Exercise:
Look through the records below, and copy out every line that holds the string "Shift".

Exercise data:
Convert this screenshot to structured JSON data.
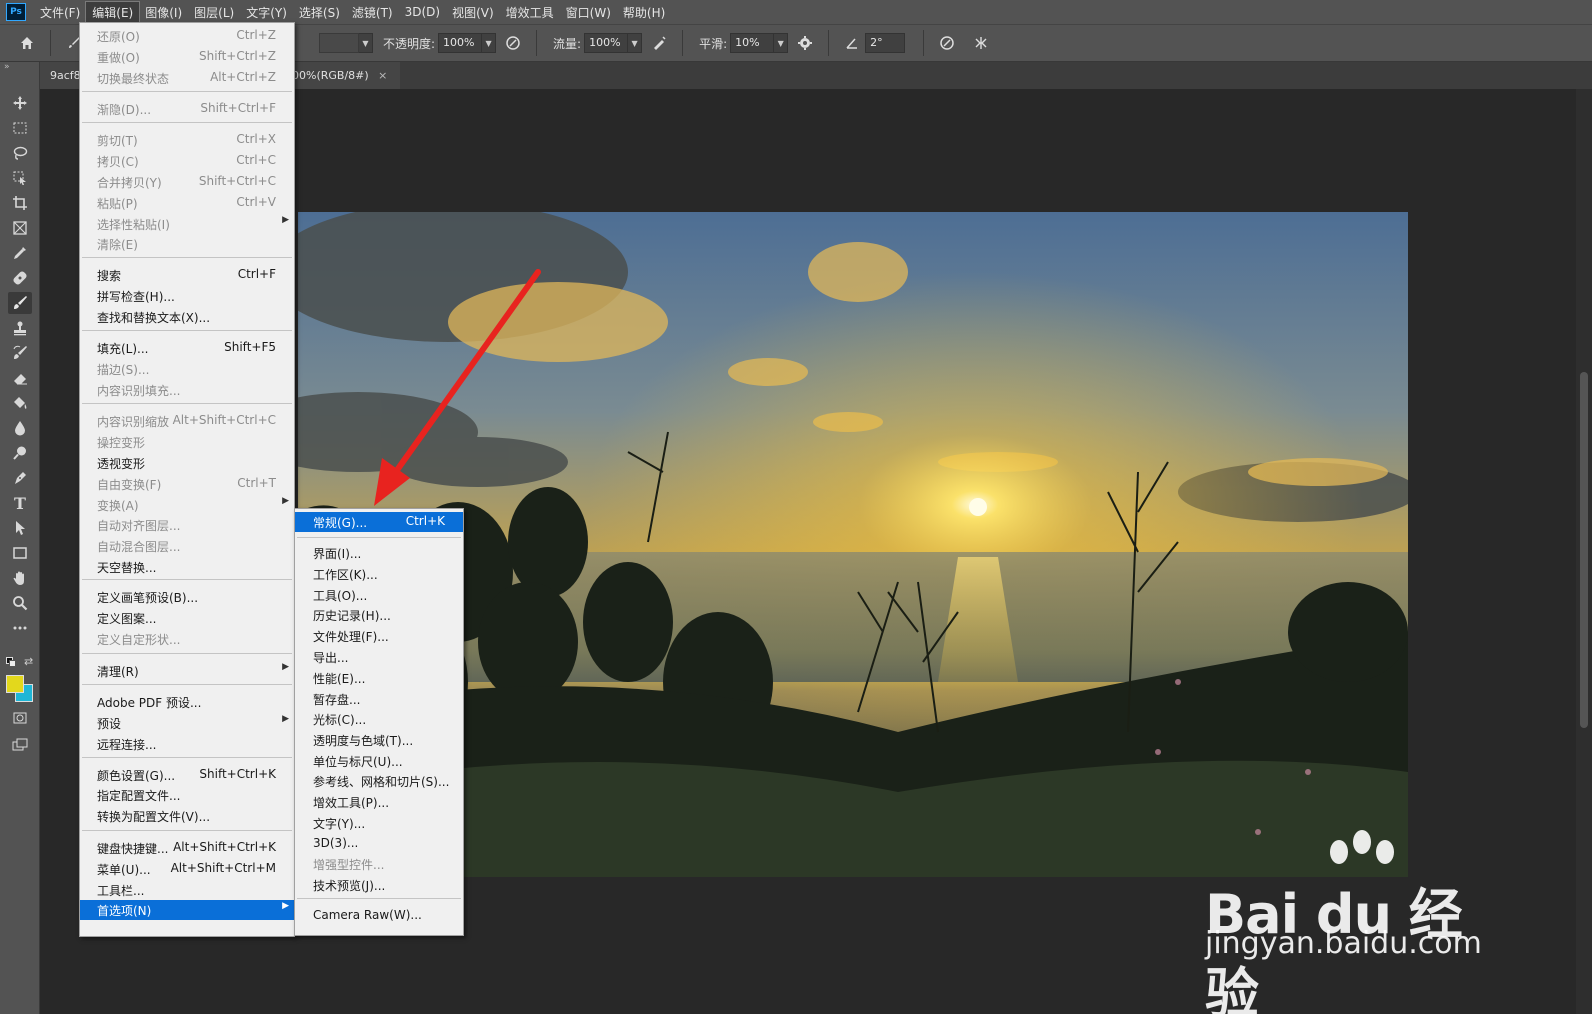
{
  "menubar": {
    "logo": "Ps",
    "items": [
      "文件(F)",
      "编辑(E)",
      "图像(I)",
      "图层(L)",
      "文字(Y)",
      "选择(S)",
      "滤镜(T)",
      "3D(D)",
      "视图(V)",
      "增效工具",
      "窗口(W)",
      "帮助(H)"
    ]
  },
  "options": {
    "opacity_label": "不透明度:",
    "opacity_value": "100%",
    "flow_label": "流量:",
    "flow_value": "100%",
    "smooth_label": "平滑:",
    "smooth_value": "10%",
    "angle_value": "2°"
  },
  "tabs": {
    "doc1": "9acf8",
    "doc2": "00%(RGB/8#)",
    "close": "×"
  },
  "edit_menu": [
    {
      "label": "还原(O)",
      "shortcut": "Ctrl+Z",
      "disabled": true
    },
    {
      "label": "重做(O)",
      "shortcut": "Shift+Ctrl+Z",
      "disabled": true
    },
    {
      "label": "切换最终状态",
      "shortcut": "Alt+Ctrl+Z",
      "disabled": true
    },
    {
      "label": "渐隐(D)...",
      "shortcut": "Shift+Ctrl+F",
      "disabled": true
    },
    {
      "label": "剪切(T)",
      "shortcut": "Ctrl+X",
      "disabled": true
    },
    {
      "label": "拷贝(C)",
      "shortcut": "Ctrl+C",
      "disabled": true
    },
    {
      "label": "合并拷贝(Y)",
      "shortcut": "Shift+Ctrl+C",
      "disabled": true
    },
    {
      "label": "粘贴(P)",
      "shortcut": "Ctrl+V",
      "disabled": true
    },
    {
      "label": "选择性粘贴(I)",
      "shortcut": "",
      "disabled": true,
      "submenu": true
    },
    {
      "label": "清除(E)",
      "shortcut": "",
      "disabled": true
    },
    {
      "label": "搜索",
      "shortcut": "Ctrl+F",
      "disabled": false
    },
    {
      "label": "拼写检查(H)...",
      "shortcut": "",
      "disabled": false
    },
    {
      "label": "查找和替换文本(X)...",
      "shortcut": "",
      "disabled": false
    },
    {
      "label": "填充(L)...",
      "shortcut": "Shift+F5",
      "disabled": false
    },
    {
      "label": "描边(S)...",
      "shortcut": "",
      "disabled": true
    },
    {
      "label": "内容识别填充...",
      "shortcut": "",
      "disabled": true
    },
    {
      "label": "内容识别缩放",
      "shortcut": "Alt+Shift+Ctrl+C",
      "disabled": true
    },
    {
      "label": "操控变形",
      "shortcut": "",
      "disabled": true
    },
    {
      "label": "透视变形",
      "shortcut": "",
      "disabled": false
    },
    {
      "label": "自由变换(F)",
      "shortcut": "Ctrl+T",
      "disabled": true
    },
    {
      "label": "变换(A)",
      "shortcut": "",
      "disabled": true,
      "submenu": true
    },
    {
      "label": "自动对齐图层...",
      "shortcut": "",
      "disabled": true
    },
    {
      "label": "自动混合图层...",
      "shortcut": "",
      "disabled": true
    },
    {
      "label": "天空替换...",
      "shortcut": "",
      "disabled": false
    },
    {
      "label": "定义画笔预设(B)...",
      "shortcut": "",
      "disabled": false
    },
    {
      "label": "定义图案...",
      "shortcut": "",
      "disabled": false
    },
    {
      "label": "定义自定形状...",
      "shortcut": "",
      "disabled": true
    },
    {
      "label": "清理(R)",
      "shortcut": "",
      "disabled": false,
      "submenu": true
    },
    {
      "label": "Adobe PDF 预设...",
      "shortcut": "",
      "disabled": false
    },
    {
      "label": "预设",
      "shortcut": "",
      "disabled": false,
      "submenu": true
    },
    {
      "label": "远程连接...",
      "shortcut": "",
      "disabled": false
    },
    {
      "label": "颜色设置(G)...",
      "shortcut": "Shift+Ctrl+K",
      "disabled": false
    },
    {
      "label": "指定配置文件...",
      "shortcut": "",
      "disabled": false
    },
    {
      "label": "转换为配置文件(V)...",
      "shortcut": "",
      "disabled": false
    },
    {
      "label": "键盘快捷键...",
      "shortcut": "Alt+Shift+Ctrl+K",
      "disabled": false
    },
    {
      "label": "菜单(U)...",
      "shortcut": "Alt+Shift+Ctrl+M",
      "disabled": false
    },
    {
      "label": "工具栏...",
      "shortcut": "",
      "disabled": false
    },
    {
      "label": "首选项(N)",
      "shortcut": "",
      "disabled": false,
      "submenu": true,
      "highlight": true
    }
  ],
  "prefs_menu": [
    {
      "label": "常规(G)...",
      "shortcut": "Ctrl+K",
      "highlight": true
    },
    {
      "label": "界面(I)..."
    },
    {
      "label": "工作区(K)..."
    },
    {
      "label": "工具(O)..."
    },
    {
      "label": "历史记录(H)..."
    },
    {
      "label": "文件处理(F)..."
    },
    {
      "label": "导出..."
    },
    {
      "label": "性能(E)..."
    },
    {
      "label": "暂存盘..."
    },
    {
      "label": "光标(C)..."
    },
    {
      "label": "透明度与色域(T)..."
    },
    {
      "label": "单位与标尺(U)..."
    },
    {
      "label": "参考线、网格和切片(S)..."
    },
    {
      "label": "增效工具(P)..."
    },
    {
      "label": "文字(Y)..."
    },
    {
      "label": "3D(3)..."
    },
    {
      "label": "增强型控件...",
      "disabled": true
    },
    {
      "label": "技术预览(J)..."
    },
    {
      "label": "Camera Raw(W)..."
    }
  ],
  "watermark": {
    "brand": "Bai du 经验",
    "url": "jingyan.baidu.com"
  },
  "colors": {
    "foreground": "#e3d81c",
    "background": "#1fb6d6",
    "highlight": "#0a6fd8",
    "arrow": "#e8231f"
  }
}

Result of this task:
      "shortcut": "Shift+Ctrl+Z",
      "shortcut": "Shift+Ctrl+F",
      "shortcut": "Shift+Ctrl+C",
      "shortcut": "Shift+F5",
      "shortcut": "Alt+Shift+Ctrl+C",
      "shortcut": "Shift+Ctrl+K",
      "shortcut": "Alt+Shift+Ctrl+K",
      "shortcut": "Alt+Shift+Ctrl+M",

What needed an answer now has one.